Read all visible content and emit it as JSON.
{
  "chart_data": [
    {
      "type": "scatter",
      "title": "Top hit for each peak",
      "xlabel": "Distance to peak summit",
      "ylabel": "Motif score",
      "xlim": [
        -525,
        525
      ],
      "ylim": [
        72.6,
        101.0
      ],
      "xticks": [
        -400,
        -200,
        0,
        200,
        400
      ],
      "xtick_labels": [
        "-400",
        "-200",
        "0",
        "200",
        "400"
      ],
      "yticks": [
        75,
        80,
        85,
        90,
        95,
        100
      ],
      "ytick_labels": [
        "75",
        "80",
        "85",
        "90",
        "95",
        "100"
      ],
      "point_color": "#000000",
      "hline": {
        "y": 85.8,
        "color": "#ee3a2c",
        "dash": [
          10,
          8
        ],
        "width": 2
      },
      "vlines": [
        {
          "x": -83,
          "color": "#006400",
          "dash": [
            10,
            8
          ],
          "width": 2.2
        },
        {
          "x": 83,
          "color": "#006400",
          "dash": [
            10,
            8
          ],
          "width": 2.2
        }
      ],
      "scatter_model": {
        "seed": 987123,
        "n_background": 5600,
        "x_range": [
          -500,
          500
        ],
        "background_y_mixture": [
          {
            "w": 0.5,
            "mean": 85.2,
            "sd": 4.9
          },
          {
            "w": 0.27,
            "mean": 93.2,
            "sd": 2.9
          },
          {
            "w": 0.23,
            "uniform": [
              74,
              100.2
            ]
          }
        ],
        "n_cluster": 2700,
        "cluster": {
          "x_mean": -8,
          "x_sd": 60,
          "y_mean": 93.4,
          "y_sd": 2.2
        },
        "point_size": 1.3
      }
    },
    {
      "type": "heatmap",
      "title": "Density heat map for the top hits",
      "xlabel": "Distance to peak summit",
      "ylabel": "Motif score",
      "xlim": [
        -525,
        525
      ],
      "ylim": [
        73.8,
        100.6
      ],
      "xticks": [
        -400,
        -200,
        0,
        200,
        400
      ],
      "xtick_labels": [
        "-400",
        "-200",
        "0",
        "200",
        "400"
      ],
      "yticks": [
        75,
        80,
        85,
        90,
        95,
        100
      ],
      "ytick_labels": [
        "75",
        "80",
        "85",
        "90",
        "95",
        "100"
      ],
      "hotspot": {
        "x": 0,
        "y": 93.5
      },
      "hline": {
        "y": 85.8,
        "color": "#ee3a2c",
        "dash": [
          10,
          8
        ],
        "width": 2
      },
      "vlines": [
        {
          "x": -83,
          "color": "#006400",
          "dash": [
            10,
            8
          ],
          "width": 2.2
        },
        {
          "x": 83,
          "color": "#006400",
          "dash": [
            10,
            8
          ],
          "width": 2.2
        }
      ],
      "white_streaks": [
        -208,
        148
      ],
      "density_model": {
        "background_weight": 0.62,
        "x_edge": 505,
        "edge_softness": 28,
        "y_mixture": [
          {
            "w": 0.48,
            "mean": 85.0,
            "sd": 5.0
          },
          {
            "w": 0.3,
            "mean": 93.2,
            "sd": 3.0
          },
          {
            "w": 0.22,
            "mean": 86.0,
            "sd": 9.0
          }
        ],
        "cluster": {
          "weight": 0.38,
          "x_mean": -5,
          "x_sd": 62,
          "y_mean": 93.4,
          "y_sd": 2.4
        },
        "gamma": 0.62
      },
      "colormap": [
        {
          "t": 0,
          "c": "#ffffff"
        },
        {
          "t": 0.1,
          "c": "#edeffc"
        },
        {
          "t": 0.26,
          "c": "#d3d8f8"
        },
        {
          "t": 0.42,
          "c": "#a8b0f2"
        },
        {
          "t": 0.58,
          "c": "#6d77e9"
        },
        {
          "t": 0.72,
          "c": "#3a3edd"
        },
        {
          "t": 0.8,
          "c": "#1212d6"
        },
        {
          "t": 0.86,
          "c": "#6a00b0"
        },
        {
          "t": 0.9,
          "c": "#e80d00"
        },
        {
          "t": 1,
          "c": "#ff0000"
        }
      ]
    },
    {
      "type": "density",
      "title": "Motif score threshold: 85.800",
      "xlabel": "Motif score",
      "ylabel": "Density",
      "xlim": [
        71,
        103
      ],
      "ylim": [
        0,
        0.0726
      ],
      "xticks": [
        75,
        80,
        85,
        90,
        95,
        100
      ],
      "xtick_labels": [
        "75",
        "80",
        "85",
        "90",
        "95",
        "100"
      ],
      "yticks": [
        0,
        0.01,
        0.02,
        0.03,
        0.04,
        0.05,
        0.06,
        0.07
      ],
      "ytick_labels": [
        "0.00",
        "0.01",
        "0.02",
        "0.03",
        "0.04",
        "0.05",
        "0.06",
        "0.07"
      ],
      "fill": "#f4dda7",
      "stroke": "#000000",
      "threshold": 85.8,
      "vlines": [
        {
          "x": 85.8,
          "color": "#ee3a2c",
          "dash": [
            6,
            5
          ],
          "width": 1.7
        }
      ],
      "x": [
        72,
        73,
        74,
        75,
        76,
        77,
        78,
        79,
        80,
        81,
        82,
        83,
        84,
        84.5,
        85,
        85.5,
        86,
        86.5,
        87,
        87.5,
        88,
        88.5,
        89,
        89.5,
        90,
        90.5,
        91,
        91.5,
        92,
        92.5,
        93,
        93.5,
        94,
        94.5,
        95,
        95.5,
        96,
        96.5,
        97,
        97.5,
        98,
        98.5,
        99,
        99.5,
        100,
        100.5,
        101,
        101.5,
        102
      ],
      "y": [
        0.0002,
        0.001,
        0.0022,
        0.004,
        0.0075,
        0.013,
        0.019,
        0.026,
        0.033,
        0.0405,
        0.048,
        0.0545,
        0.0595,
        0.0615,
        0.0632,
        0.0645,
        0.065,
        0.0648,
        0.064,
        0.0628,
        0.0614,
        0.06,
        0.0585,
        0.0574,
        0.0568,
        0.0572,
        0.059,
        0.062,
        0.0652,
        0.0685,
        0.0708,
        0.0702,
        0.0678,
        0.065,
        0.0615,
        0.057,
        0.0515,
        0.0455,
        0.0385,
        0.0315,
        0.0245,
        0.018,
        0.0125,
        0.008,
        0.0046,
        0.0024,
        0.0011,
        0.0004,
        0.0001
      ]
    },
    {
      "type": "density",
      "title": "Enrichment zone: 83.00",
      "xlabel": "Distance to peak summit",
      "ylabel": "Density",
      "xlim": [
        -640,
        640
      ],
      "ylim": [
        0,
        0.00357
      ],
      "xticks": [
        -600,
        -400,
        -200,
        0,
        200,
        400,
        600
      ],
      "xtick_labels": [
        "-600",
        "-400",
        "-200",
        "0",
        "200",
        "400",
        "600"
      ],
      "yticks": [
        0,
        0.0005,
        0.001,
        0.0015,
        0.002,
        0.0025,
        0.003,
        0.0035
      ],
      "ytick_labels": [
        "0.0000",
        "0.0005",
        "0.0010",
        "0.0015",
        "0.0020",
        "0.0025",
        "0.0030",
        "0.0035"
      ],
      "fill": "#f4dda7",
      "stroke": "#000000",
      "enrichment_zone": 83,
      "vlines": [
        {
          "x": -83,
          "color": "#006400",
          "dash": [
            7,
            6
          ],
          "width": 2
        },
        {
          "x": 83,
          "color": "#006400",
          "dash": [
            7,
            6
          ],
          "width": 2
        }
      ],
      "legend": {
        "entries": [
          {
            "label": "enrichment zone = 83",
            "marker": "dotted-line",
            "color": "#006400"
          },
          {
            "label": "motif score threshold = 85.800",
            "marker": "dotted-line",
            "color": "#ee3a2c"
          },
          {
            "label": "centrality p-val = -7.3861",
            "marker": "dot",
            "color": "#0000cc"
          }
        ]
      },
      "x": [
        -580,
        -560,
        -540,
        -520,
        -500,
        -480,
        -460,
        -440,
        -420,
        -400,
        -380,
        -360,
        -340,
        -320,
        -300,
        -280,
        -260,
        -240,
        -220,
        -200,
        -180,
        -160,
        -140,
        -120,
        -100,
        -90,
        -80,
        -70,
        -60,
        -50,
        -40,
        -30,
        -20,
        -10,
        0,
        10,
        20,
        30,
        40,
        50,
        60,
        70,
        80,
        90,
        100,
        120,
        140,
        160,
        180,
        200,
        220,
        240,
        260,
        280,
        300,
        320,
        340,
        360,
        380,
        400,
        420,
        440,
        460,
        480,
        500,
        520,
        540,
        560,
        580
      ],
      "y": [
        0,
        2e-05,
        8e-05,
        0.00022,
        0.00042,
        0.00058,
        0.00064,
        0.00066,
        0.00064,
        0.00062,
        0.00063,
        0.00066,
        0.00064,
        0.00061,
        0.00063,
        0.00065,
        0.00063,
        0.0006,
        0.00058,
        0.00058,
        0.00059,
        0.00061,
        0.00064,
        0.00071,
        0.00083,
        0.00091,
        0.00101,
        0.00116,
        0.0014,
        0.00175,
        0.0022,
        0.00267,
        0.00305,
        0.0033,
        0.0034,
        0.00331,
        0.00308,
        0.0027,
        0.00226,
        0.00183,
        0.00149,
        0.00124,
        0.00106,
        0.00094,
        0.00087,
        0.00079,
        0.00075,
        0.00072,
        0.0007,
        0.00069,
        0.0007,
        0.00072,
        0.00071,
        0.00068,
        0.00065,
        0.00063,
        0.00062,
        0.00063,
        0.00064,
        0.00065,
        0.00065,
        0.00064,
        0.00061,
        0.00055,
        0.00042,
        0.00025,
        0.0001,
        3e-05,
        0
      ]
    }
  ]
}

========================================================================

Do this :: Tally the lines holding the string "type" and give only the count.

Finished exercise :: 4